▶ Work item: Reproduce the listing verbatim.

▶ Record excerpts:

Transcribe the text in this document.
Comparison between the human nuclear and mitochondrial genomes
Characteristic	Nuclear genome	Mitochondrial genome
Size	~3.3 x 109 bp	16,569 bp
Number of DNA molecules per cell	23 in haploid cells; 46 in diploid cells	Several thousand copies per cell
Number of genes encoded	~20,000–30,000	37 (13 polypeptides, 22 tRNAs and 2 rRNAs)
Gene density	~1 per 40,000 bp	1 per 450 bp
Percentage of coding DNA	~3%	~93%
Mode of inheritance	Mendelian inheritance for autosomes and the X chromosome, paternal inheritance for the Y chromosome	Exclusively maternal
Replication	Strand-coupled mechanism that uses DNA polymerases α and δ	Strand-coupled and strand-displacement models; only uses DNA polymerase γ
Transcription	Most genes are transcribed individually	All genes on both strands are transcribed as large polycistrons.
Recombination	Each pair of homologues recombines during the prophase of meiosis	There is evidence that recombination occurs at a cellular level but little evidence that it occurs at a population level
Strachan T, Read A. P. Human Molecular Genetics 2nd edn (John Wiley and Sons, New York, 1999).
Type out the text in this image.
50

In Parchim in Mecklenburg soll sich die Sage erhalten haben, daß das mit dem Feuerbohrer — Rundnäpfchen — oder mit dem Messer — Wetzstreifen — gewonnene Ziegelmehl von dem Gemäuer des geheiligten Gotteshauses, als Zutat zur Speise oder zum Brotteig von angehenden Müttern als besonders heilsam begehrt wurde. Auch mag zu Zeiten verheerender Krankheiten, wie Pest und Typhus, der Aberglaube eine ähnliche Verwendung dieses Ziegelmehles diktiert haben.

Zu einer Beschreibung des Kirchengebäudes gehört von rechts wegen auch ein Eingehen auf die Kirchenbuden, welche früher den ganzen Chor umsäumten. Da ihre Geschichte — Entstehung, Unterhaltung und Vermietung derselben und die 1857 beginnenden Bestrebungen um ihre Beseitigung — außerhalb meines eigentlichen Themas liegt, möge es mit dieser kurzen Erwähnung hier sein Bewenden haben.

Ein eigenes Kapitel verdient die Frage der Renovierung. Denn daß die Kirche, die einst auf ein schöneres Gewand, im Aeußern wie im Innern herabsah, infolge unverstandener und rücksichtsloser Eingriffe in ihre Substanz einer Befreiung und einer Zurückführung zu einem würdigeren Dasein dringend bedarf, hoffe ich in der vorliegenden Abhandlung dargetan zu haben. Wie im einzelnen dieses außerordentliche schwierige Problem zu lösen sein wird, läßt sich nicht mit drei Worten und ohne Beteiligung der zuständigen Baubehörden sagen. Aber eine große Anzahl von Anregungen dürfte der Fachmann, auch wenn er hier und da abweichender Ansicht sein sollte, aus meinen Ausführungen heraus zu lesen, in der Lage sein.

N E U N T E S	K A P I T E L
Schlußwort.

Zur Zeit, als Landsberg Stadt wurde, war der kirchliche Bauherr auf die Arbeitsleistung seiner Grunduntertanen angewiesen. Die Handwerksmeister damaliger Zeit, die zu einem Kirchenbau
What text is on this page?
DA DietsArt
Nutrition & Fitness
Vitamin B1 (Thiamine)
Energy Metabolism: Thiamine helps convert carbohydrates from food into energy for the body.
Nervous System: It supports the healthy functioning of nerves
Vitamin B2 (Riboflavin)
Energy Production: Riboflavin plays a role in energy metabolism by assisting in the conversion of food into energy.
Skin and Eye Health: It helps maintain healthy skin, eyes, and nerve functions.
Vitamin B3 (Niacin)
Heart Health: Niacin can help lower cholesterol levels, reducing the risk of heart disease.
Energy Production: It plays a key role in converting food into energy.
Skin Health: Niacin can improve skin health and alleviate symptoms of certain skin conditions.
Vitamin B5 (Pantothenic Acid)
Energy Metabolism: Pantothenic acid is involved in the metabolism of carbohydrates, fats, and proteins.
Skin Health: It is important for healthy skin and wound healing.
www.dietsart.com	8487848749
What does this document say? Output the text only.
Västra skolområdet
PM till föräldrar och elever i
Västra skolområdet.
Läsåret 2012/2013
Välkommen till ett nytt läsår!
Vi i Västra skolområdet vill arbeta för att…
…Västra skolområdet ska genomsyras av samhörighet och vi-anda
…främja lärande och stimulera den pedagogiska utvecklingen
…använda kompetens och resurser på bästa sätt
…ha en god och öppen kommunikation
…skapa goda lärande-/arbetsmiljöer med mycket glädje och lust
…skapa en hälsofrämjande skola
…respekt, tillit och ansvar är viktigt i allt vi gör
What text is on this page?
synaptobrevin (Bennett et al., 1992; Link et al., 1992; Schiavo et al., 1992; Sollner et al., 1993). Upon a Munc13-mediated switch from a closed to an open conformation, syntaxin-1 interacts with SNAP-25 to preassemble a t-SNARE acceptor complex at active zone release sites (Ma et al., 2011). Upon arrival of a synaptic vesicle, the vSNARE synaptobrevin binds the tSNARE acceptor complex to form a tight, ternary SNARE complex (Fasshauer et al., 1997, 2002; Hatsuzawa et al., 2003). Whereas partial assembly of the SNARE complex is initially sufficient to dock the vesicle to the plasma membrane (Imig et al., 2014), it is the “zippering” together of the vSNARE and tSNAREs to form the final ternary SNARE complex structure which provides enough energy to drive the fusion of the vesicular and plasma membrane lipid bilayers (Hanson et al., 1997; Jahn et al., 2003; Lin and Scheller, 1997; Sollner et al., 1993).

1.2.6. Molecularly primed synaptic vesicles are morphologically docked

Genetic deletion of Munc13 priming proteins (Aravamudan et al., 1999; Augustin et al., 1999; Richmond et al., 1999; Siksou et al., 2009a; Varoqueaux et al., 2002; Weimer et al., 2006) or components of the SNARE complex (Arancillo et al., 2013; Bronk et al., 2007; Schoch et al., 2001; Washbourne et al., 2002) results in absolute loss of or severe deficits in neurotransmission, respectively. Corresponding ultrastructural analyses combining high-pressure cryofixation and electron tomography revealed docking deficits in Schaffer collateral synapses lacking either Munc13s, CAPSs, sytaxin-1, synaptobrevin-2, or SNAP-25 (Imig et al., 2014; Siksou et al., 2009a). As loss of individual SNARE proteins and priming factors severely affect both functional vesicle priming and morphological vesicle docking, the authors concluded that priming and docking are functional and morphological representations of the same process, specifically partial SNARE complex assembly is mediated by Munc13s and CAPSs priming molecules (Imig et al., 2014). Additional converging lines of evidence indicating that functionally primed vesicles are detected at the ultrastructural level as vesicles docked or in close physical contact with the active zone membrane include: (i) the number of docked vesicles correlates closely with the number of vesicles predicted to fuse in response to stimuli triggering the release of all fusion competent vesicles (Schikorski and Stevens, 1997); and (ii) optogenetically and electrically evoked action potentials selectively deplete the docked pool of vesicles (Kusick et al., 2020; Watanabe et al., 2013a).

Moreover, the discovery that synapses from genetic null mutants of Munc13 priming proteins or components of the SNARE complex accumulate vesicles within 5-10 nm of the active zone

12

▶ Task output:
Transcribe the text in this document.
Comparison between the human nuclear and mitochondrial genomes
Characteristic	Nuclear genome	Mitochondrial genome
Size	~3.3 x 109 bp	16,569 bp
Number of DNA molecules per cell	23 in haploid cells; 46 in diploid cells	Several thousand copies per cell
Number of genes encoded	~20,000–30,000	37 (13 polypeptides, 22 tRNAs and 2 rRNAs)
Gene density	~1 per 40,000 bp	1 per 450 bp
Percentage of coding DNA	~3%	~93%
Mode of inheritance	Mendelian inheritance for autosomes and the X chromosome, paternal inheritance for the Y chromosome	Exclusively maternal
Replication	Strand-coupled mechanism that uses DNA polymerases α and δ	Strand-coupled and strand-displacement models; only uses DNA polymerase γ
Transcription	Most genes are transcribed individually	All genes on both strands are transcribed as large polycistrons.
Recombination	Each pair of homologues recombines during the prophase of meiosis	There is evidence that recombination occurs at a cellular level but little evidence that it occurs at a population level
Strachan T, Read A. P. Human Molecular Genetics 2nd edn (John Wiley and Sons, New York, 1999).
Type out the text in this image.
50

In Parchim in Mecklenburg soll sich die Sage erhalten haben, daß das mit dem Feuerbohrer — Rundnäpfchen — oder mit dem Messer — Wetzstreifen — gewonnene Ziegelmehl von dem Gemäuer des geheiligten Gotteshauses, als Zutat zur Speise oder zum Brotteig von angehenden Müttern als besonders heilsam begehrt wurde. Auch mag zu Zeiten verheerender Krankheiten, wie Pest und Typhus, der Aberglaube eine ähnliche Verwendung dieses Ziegelmehles diktiert haben.

Zu einer Beschreibung des Kirchengebäudes gehört von rechts wegen auch ein Eingehen auf die Kirchenbuden, welche früher den ganzen Chor umsäumten. Da ihre Geschichte — Entstehung, Unterhaltung und Vermietung derselben und die 1857 beginnenden Bestrebungen um ihre Beseitigung — außerhalb meines eigentlichen Themas liegt, möge es mit dieser kurzen Erwähnung hier sein Bewenden haben.

Ein eigenes Kapitel verdient die Frage der Renovierung. Denn daß die Kirche, die einst auf ein schöneres Gewand, im Aeußern wie im Innern herabsah, infolge unverstandener und rücksichtsloser Eingriffe in ihre Substanz einer Befreiung und einer Zurückführung zu einem würdigeren Dasein dringend bedarf, hoffe ich in der vorliegenden Abhandlung dargetan zu haben. Wie im einzelnen dieses außerordentliche schwierige Problem zu lösen sein wird, läßt sich nicht mit drei Worten und ohne Beteiligung der zuständigen Baubehörden sagen. Aber eine große Anzahl von Anregungen dürfte der Fachmann, auch wenn er hier und da abweichender Ansicht sein sollte, aus meinen Ausführungen heraus zu lesen, in der Lage sein.

N E U N T E S	K A P I T E L
Schlußwort.

Zur Zeit, als Landsberg Stadt wurde, war der kirchliche Bauherr auf die Arbeitsleistung seiner Grunduntertanen angewiesen. Die Handwerksmeister damaliger Zeit, die zu einem Kirchenbau
What text is on this page?
DA DietsArt
Nutrition & Fitness
Vitamin B1 (Thiamine)
Energy Metabolism: Thiamine helps convert carbohydrates from food into energy for the body.
Nervous System: It supports the healthy functioning of nerves
Vitamin B2 (Riboflavin)
Energy Production: Riboflavin plays a role in energy metabolism by assisting in the conversion of food into energy.
Skin and Eye Health: It helps maintain healthy skin, eyes, and nerve functions.
Vitamin B3 (Niacin)
Heart Health: Niacin can help lower cholesterol levels, reducing the risk of heart disease.
Energy Production: It plays a key role in converting food into energy.
Skin Health: Niacin can improve skin health and alleviate symptoms of certain skin conditions.
Vitamin B5 (Pantothenic Acid)
Energy Metabolism: Pantothenic acid is involved in the metabolism of carbohydrates, fats, and proteins.
Skin Health: It is important for healthy skin and wound healing.
www.dietsart.com	8487848749
What does this document say? Output the text only.
Västra skolområdet
PM till föräldrar och elever i
Västra skolområdet.
Läsåret 2012/2013
Välkommen till ett nytt läsår!
Vi i Västra skolområdet vill arbeta för att…
…Västra skolområdet ska genomsyras av samhörighet och vi-anda
…främja lärande och stimulera den pedagogiska utvecklingen
…använda kompetens och resurser på bästa sätt
…ha en god och öppen kommunikation
…skapa goda lärande-/arbetsmiljöer med mycket glädje och lust
…skapa en hälsofrämjande skola
…respekt, tillit och ansvar är viktigt i allt vi gör
What text is on this page?
synaptobrevin (Bennett et al., 1992; Link et al., 1992; Schiavo et al., 1992; Sollner et al., 1993). Upon a Munc13-mediated switch from a closed to an open conformation, syntaxin-1 interacts with SNAP-25 to preassemble a t-SNARE acceptor complex at active zone release sites (Ma et al., 2011). Upon arrival of a synaptic vesicle, the vSNARE synaptobrevin binds the tSNARE acceptor complex to form a tight, ternary SNARE complex (Fasshauer et al., 1997, 2002; Hatsuzawa et al., 2003). Whereas partial assembly of the SNARE complex is initially sufficient to dock the vesicle to the plasma membrane (Imig et al., 2014), it is the “zippering” together of the vSNARE and tSNAREs to form the final ternary SNARE complex structure which provides enough energy to drive the fusion of the vesicular and plasma membrane lipid bilayers (Hanson et al., 1997; Jahn et al., 2003; Lin and Scheller, 1997; Sollner et al., 1993).

1.2.6. Molecularly primed synaptic vesicles are morphologically docked

Genetic deletion of Munc13 priming proteins (Aravamudan et al., 1999; Augustin et al., 1999; Richmond et al., 1999; Siksou et al., 2009a; Varoqueaux et al., 2002; Weimer et al., 2006) or components of the SNARE complex (Arancillo et al., 2013; Bronk et al., 2007; Schoch et al., 2001; Washbourne et al., 2002) results in absolute loss of or severe deficits in neurotransmission, respectively. Corresponding ultrastructural analyses combining high-pressure cryofixation and electron tomography revealed docking deficits in Schaffer collateral synapses lacking either Munc13s, CAPSs, sytaxin-1, synaptobrevin-2, or SNAP-25 (Imig et al., 2014; Siksou et al., 2009a). As loss of individual SNARE proteins and priming factors severely affect both functional vesicle priming and morphological vesicle docking, the authors concluded that priming and docking are functional and morphological representations of the same process, specifically partial SNARE complex assembly is mediated by Munc13s and CAPSs priming molecules (Imig et al., 2014). Additional converging lines of evidence indicating that functionally primed vesicles are detected at the ultrastructural level as vesicles docked or in close physical contact with the active zone membrane include: (i) the number of docked vesicles correlates closely with the number of vesicles predicted to fuse in response to stimuli triggering the release of all fusion competent vesicles (Schikorski and Stevens, 1997); and (ii) optogenetically and electrically evoked action potentials selectively deplete the docked pool of vesicles (Kusick et al., 2020; Watanabe et al., 2013a).

Moreover, the discovery that synapses from genetic null mutants of Munc13 priming proteins or components of the SNARE complex accumulate vesicles within 5-10 nm of the active zone

12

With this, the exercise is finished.